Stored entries
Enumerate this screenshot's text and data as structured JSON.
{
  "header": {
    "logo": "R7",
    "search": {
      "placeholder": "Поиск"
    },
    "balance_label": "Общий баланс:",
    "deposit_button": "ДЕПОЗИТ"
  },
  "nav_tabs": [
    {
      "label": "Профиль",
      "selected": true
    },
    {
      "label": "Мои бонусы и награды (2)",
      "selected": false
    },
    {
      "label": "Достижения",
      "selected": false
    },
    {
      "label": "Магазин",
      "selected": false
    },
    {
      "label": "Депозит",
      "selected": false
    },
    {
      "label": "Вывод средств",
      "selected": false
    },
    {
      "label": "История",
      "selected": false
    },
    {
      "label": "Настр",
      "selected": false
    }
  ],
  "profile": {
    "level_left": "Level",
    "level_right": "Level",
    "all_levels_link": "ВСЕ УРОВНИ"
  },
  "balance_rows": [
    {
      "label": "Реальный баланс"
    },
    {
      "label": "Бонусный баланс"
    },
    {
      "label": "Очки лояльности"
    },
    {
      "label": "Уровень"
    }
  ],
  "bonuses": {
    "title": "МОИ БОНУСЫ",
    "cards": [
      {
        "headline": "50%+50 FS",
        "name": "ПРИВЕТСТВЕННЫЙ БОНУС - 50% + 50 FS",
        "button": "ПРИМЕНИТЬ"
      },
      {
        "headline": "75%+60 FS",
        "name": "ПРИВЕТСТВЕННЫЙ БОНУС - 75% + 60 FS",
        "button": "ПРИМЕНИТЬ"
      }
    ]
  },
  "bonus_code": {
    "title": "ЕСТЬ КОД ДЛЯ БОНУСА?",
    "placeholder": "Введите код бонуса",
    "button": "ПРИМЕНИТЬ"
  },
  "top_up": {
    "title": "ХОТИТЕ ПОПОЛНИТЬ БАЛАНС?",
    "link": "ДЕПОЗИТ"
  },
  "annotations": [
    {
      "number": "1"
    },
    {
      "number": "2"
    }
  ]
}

● Challenge
Please set down each line of the records exactly as given.

● Solved problem
Enumerate this screenshot's text and data as structured JSON.
{
  "header": {
    "logo": "R7",
    "search": {
      "placeholder": "Поиск"
    },
    "balance_label": "Общий баланс:",
    "deposit_button": "ДЕПОЗИТ"
  },
  "nav_tabs": [
    {
      "label": "Профиль",
      "selected": true
    },
    {
      "label": "Мои бонусы и награды (2)",
      "selected": false
    },
    {
      "label": "Достижения",
      "selected": false
    },
    {
      "label": "Магазин",
      "selected": false
    },
    {
      "label": "Депозит",
      "selected": false
    },
    {
      "label": "Вывод средств",
      "selected": false
    },
    {
      "label": "История",
      "selected": false
    },
    {
      "label": "Настр",
      "selected": false
    }
  ],
  "profile": {
    "level_left": "Level",
    "level_right": "Level",
    "all_levels_link": "ВСЕ УРОВНИ"
  },
  "balance_rows": [
    {
      "label": "Реальный баланс"
    },
    {
      "label": "Бонусный баланс"
    },
    {
      "label": "Очки лояльности"
    },
    {
      "label": "Уровень"
    }
  ],
  "bonuses": {
    "title": "МОИ БОНУСЫ",
    "cards": [
      {
        "headline": "50%+50 FS",
        "name": "ПРИВЕТСТВЕННЫЙ БОНУС - 50% + 50 FS",
        "button": "ПРИМЕНИТЬ"
      },
      {
        "headline": "75%+60 FS",
        "name": "ПРИВЕТСТВЕННЫЙ БОНУС - 75% + 60 FS",
        "button": "ПРИМЕНИТЬ"
      }
    ]
  },
  "bonus_code": {
    "title": "ЕСТЬ КОД ДЛЯ БОНУСА?",
    "placeholder": "Введите код бонуса",
    "button": "ПРИМЕНИТЬ"
  },
  "top_up": {
    "title": "ХОТИТЕ ПОПОЛНИТЬ БАЛАНС?",
    "link": "ДЕПОЗИТ"
  },
  "annotations": [
    {
      "number": "1"
    },
    {
      "number": "2"
    }
  ]
}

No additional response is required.